* **YOUR TASK**: Select the lines that contain "class" and copy each of them.

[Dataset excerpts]

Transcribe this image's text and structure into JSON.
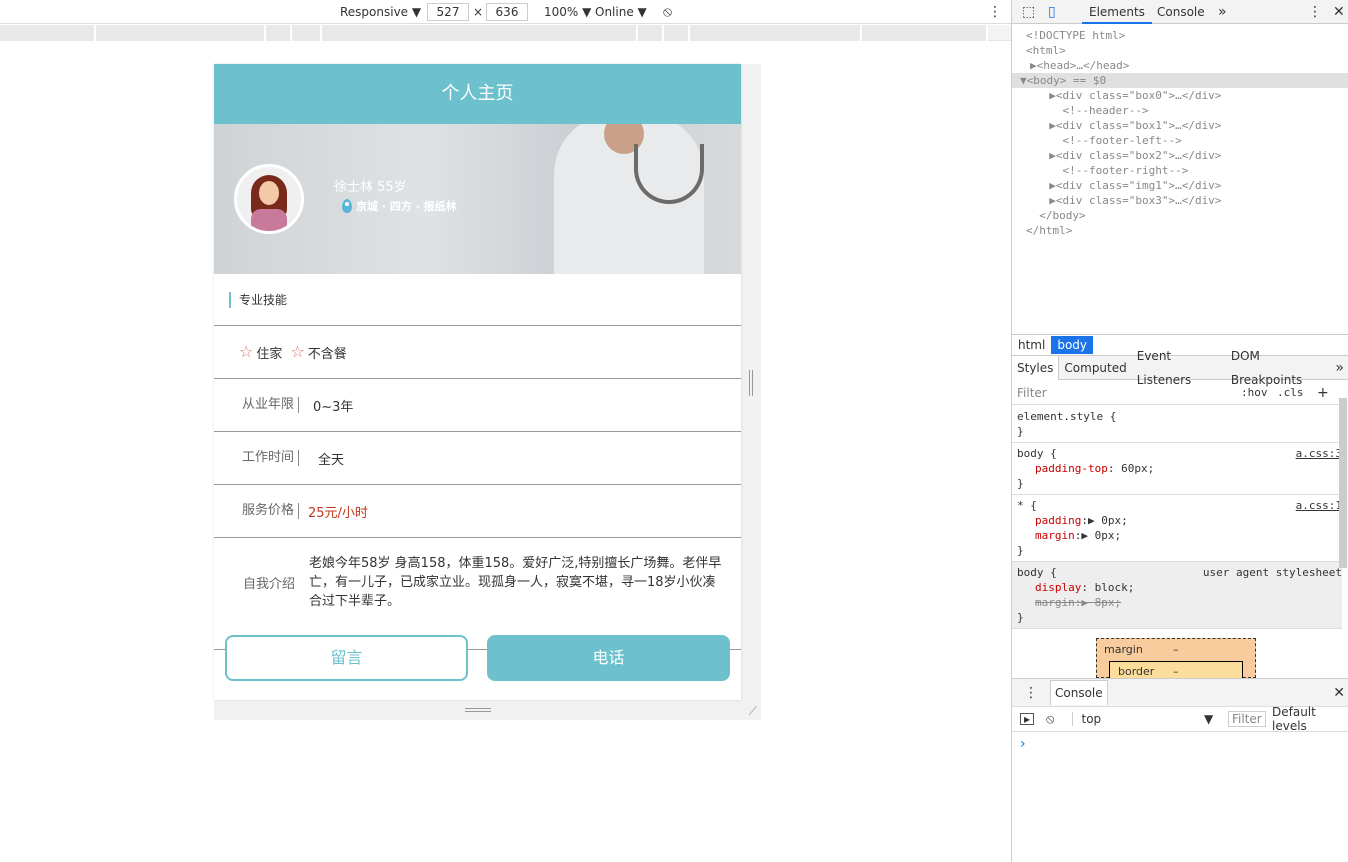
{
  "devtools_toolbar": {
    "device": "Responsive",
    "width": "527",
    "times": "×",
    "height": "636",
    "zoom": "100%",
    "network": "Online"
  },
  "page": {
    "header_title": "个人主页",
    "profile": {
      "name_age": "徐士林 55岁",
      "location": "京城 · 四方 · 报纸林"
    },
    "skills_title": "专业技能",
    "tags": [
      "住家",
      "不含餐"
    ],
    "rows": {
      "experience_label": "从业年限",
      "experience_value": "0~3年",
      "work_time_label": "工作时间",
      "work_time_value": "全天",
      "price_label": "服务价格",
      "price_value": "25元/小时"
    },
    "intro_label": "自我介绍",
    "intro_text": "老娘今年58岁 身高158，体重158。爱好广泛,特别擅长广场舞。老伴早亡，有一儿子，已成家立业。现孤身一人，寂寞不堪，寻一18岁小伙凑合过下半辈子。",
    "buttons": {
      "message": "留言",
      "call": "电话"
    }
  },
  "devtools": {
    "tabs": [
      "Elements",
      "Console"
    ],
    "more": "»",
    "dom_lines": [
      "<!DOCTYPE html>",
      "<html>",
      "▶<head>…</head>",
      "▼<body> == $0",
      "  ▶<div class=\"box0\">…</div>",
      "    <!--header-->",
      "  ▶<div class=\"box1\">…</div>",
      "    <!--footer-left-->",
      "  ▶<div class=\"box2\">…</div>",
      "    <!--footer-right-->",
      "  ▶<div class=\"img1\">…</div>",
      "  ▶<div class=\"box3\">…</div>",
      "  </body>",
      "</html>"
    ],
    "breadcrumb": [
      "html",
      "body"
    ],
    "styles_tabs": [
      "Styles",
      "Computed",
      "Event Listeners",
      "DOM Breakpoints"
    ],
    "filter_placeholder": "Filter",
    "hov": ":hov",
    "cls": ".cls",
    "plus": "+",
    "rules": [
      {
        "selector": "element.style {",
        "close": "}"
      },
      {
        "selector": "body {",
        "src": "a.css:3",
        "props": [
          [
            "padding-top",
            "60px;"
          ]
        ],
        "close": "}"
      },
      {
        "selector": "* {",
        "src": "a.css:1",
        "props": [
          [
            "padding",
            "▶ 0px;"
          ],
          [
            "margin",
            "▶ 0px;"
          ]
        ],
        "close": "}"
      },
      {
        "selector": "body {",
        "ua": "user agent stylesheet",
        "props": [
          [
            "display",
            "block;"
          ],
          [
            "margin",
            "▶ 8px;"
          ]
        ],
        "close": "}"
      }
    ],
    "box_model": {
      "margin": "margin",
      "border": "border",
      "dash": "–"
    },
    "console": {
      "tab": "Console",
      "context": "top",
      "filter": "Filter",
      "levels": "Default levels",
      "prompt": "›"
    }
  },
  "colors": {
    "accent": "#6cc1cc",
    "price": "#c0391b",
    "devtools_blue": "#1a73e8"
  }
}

* **SOLUTION TO THIS PROBLEM**:
      "  ▶<div class=\"box0\">…</div>",
      "  ▶<div class=\"box1\">…</div>",
      "  ▶<div class=\"box2\">…</div>",
      "  ▶<div class=\"img1\">…</div>",
      "  ▶<div class=\"box3\">…</div>",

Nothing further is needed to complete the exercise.